* INSTRUCTION
The entries below need to be written out exactly, with no pictures included.
::::::::
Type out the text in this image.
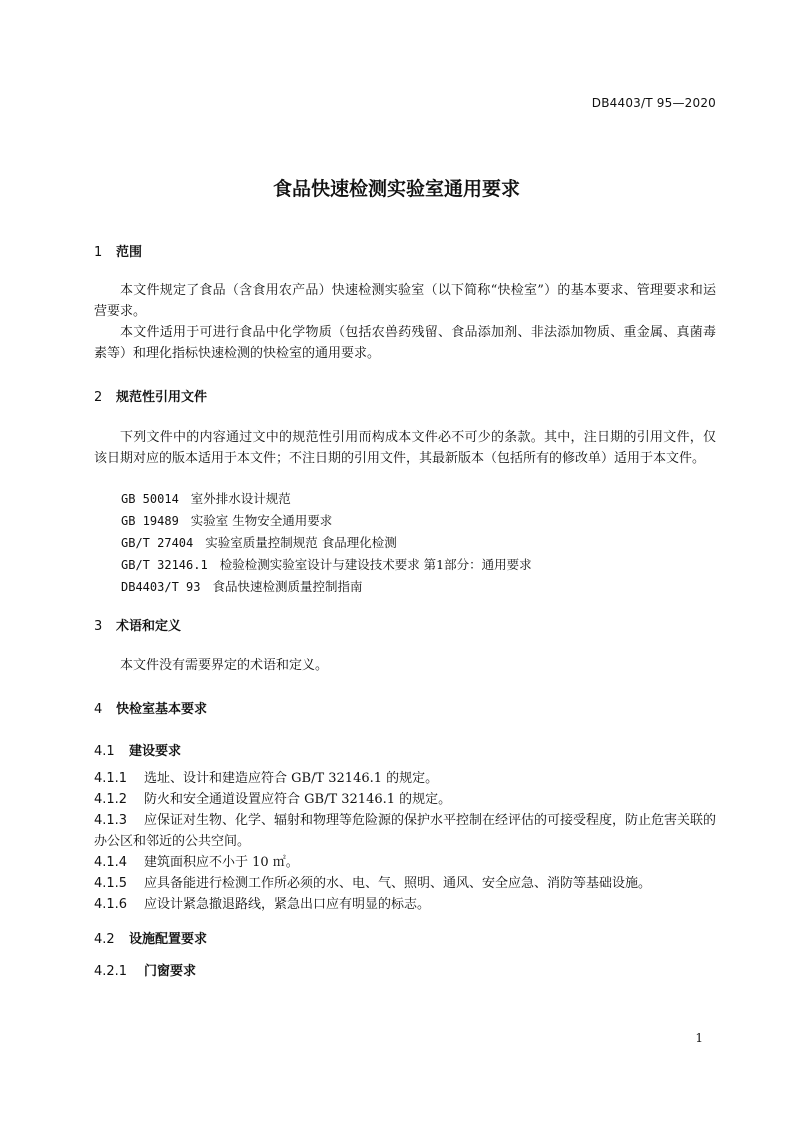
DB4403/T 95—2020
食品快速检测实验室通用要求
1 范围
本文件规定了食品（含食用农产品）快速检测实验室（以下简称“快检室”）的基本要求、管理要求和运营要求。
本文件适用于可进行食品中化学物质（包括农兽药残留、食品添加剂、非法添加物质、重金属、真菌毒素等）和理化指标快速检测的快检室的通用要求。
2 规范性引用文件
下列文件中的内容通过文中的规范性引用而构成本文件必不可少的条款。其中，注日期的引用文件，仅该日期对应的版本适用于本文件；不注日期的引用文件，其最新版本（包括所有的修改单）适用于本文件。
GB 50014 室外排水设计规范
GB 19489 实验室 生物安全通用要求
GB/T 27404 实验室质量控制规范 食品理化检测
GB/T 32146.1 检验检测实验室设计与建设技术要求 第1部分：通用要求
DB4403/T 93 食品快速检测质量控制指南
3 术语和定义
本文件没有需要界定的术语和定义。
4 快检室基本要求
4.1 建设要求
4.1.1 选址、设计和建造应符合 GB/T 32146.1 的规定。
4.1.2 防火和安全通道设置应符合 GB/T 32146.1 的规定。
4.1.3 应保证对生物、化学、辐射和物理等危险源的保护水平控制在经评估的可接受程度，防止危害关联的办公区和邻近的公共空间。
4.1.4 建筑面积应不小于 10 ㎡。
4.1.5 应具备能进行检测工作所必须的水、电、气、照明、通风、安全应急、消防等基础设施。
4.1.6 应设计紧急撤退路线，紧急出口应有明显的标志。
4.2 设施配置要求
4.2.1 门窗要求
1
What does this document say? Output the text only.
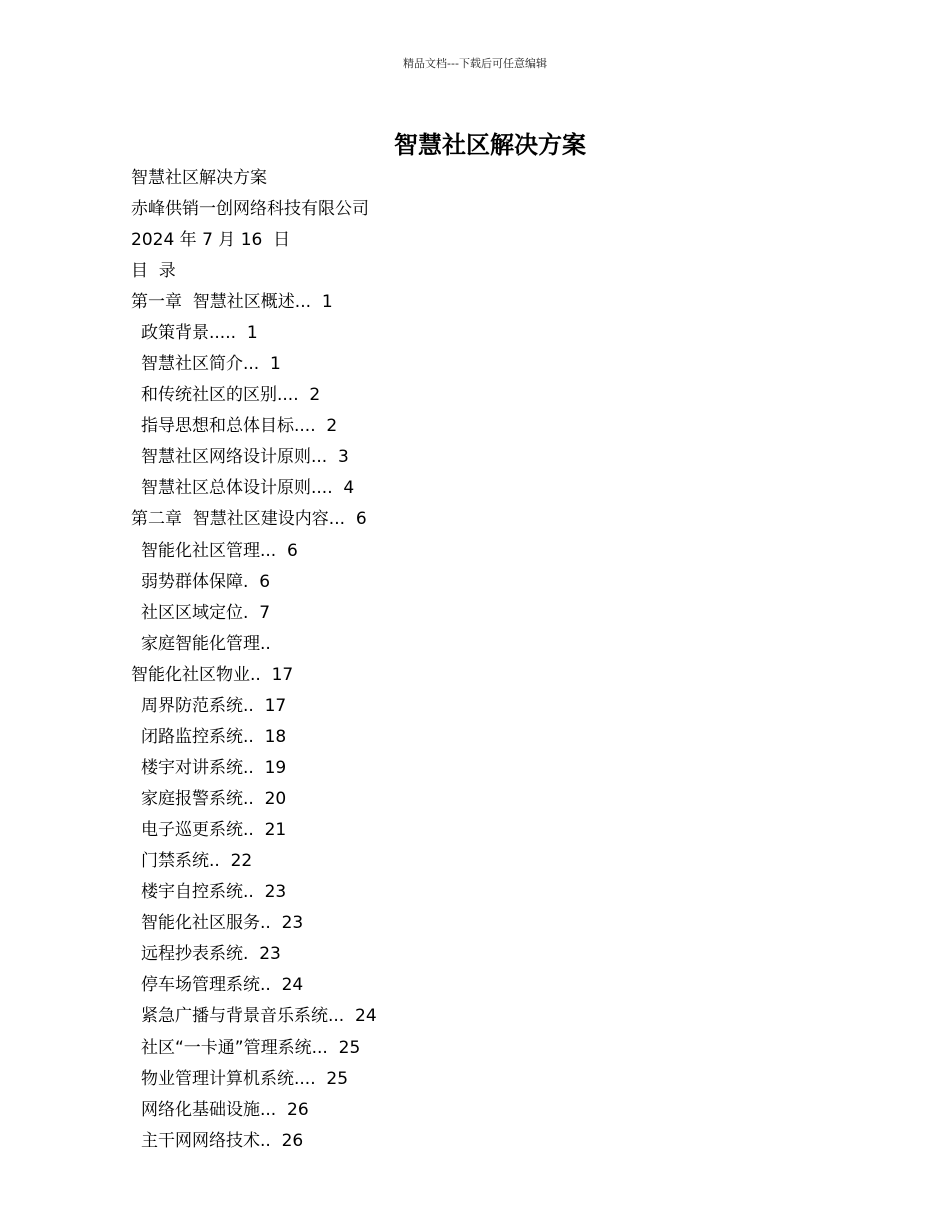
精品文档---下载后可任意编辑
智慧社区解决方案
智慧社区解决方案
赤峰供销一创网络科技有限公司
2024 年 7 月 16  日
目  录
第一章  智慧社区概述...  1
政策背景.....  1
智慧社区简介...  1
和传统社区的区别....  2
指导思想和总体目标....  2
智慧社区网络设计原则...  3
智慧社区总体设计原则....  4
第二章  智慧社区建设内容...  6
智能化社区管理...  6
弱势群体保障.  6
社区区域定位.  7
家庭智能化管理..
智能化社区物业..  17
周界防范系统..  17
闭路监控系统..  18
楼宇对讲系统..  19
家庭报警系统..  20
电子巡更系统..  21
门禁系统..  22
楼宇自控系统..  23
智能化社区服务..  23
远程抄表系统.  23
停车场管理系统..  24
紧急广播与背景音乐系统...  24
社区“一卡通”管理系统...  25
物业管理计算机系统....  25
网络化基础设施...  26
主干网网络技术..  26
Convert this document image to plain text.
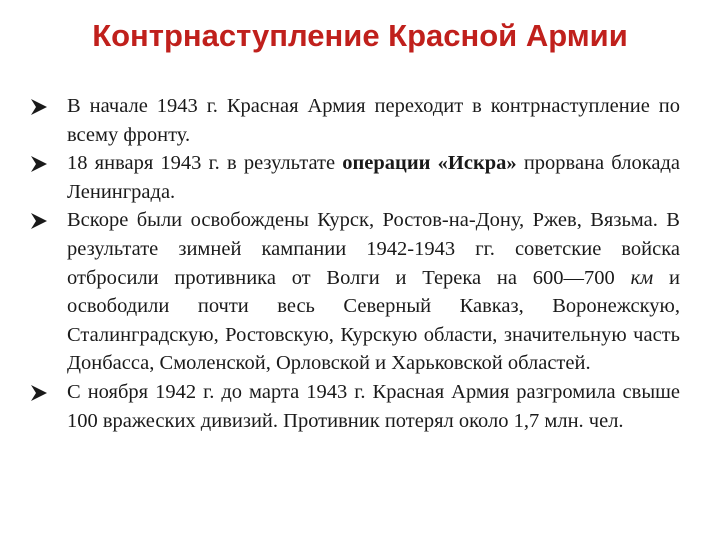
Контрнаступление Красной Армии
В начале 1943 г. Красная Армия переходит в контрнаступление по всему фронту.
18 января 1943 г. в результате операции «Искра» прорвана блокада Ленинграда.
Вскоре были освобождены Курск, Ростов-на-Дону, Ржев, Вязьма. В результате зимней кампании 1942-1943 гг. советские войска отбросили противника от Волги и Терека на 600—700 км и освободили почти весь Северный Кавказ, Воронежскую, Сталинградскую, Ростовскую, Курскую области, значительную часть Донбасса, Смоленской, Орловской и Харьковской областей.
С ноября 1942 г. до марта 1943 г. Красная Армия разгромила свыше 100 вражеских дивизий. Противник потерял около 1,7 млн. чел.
::::::::
* FINAL ANSWER
Type out the text in this image.
DB4403/T 95—2020
食品快速检测实验室通用要求
1 范围
本文件规定了食品（含食用农产品）快速检测实验室（以下简称“快检室”）的基本要求、管理要求和运营要求。
本文件适用于可进行食品中化学物质（包括农兽药残留、食品添加剂、非法添加物质、重金属、真菌毒素等）和理化指标快速检测的快检室的通用要求。
2 规范性引用文件
下列文件中的内容通过文中的规范性引用而构成本文件必不可少的条款。其中，注日期的引用文件，仅该日期对应的版本适用于本文件；不注日期的引用文件，其最新版本（包括所有的修改单）适用于本文件。
GB 50014 室外排水设计规范
GB 19489 实验室 生物安全通用要求
GB/T 27404 实验室质量控制规范 食品理化检测
GB/T 32146.1 检验检测实验室设计与建设技术要求 第1部分：通用要求
DB4403/T 93 食品快速检测质量控制指南
3 术语和定义
本文件没有需要界定的术语和定义。
4 快检室基本要求
4.1 建设要求
4.1.1 选址、设计和建造应符合 GB/T 32146.1 的规定。
4.1.2 防火和安全通道设置应符合 GB/T 32146.1 的规定。
4.1.3 应保证对生物、化学、辐射和物理等危险源的保护水平控制在经评估的可接受程度，防止危害关联的办公区和邻近的公共空间。
4.1.4 建筑面积应不小于 10 ㎡。
4.1.5 应具备能进行检测工作所必须的水、电、气、照明、通风、安全应急、消防等基础设施。
4.1.6 应设计紧急撤退路线，紧急出口应有明显的标志。
4.2 设施配置要求
4.2.1 门窗要求
1
What does this document say? Output the text only.
精品文档---下载后可任意编辑
智慧社区解决方案
智慧社区解决方案
赤峰供销一创网络科技有限公司
2024 年 7 月 16  日
目  录
第一章  智慧社区概述...  1
政策背景.....  1
智慧社区简介...  1
和传统社区的区别....  2
指导思想和总体目标....  2
智慧社区网络设计原则...  3
智慧社区总体设计原则....  4
第二章  智慧社区建设内容...  6
智能化社区管理...  6
弱势群体保障.  6
社区区域定位.  7
家庭智能化管理..
智能化社区物业..  17
周界防范系统..  17
闭路监控系统..  18
楼宇对讲系统..  19
家庭报警系统..  20
电子巡更系统..  21
门禁系统..  22
楼宇自控系统..  23
智能化社区服务..  23
远程抄表系统.  23
停车场管理系统..  24
紧急广播与背景音乐系统...  24
社区“一卡通”管理系统...  25
物业管理计算机系统....  25
网络化基础设施...  26
主干网网络技术..  26
Convert this document image to plain text.
Контрнаступление Красной Армии
В начале 1943 г. Красная Армия переходит в контрнаступление по всему фронту.
18 января 1943 г. в результате операции «Искра» прорвана блокада Ленинграда.
Вскоре были освобождены Курск, Ростов-на-Дону, Ржев, Вязьма. В результате зимней кампании 1942-1943 гг. советские войска отбросили противника от Волги и Терека на 600—700 км и освободили почти весь Северный Кавказ, Воронежскую, Сталинградскую, Ростовскую, Курскую области, значительную часть Донбасса, Смоленской, Орловской и Харьковской областей.
С ноября 1942 г. до марта 1943 г. Красная Армия разгромила свыше 100 вражеских дивизий. Противник потерял около 1,7 млн. чел.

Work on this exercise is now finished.